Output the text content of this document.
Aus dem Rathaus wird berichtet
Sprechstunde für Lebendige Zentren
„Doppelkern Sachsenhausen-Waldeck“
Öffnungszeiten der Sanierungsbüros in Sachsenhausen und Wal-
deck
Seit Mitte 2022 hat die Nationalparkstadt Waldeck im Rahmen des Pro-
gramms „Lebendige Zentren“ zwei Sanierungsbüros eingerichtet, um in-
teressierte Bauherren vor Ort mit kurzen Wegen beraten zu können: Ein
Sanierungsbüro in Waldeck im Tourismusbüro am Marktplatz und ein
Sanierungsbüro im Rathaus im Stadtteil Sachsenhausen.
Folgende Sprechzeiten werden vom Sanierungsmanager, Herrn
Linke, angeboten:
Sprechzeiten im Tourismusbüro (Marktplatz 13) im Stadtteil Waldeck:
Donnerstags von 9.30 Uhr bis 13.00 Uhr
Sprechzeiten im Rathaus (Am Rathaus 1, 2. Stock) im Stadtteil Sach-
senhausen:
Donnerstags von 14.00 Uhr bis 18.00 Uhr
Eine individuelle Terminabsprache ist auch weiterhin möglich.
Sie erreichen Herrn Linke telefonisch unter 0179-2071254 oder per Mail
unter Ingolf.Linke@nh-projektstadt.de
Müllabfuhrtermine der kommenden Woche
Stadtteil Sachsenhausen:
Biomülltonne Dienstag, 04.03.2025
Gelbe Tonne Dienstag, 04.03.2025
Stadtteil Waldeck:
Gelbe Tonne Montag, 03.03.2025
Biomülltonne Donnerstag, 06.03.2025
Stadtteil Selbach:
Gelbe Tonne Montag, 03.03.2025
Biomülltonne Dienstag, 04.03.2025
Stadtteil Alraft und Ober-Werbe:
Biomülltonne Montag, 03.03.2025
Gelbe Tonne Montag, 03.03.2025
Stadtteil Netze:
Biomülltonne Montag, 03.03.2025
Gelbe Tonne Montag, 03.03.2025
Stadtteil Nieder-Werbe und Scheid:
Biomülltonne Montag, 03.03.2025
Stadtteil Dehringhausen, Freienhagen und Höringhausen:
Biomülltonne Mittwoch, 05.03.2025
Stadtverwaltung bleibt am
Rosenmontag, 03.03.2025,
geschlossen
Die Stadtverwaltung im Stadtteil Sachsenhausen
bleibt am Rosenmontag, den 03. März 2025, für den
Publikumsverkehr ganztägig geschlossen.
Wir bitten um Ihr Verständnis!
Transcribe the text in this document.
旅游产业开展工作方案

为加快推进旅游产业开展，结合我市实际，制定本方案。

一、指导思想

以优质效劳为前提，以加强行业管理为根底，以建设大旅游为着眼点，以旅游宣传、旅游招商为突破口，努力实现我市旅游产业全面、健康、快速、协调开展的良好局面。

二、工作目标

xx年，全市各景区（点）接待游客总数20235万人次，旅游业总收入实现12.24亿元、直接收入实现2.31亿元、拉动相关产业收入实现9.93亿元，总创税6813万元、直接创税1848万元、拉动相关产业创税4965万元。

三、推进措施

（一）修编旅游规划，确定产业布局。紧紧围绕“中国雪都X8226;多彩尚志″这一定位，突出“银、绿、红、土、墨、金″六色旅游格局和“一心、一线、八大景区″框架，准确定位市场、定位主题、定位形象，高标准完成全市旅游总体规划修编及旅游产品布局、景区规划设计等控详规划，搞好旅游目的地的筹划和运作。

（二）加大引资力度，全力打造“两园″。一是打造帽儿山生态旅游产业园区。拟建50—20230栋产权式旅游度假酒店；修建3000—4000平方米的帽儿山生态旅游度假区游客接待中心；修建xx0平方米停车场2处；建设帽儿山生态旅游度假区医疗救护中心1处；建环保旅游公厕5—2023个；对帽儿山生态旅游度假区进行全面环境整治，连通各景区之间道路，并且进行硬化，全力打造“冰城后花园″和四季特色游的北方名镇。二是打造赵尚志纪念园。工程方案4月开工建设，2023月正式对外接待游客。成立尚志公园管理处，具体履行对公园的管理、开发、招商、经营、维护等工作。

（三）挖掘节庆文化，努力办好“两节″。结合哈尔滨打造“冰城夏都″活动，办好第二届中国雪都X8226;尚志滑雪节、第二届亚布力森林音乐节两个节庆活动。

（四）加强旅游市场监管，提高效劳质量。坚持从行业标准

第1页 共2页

- The request: Only the number is wanted: how many lines in the preceding entries hold the string "text"?

- Exercise output: 2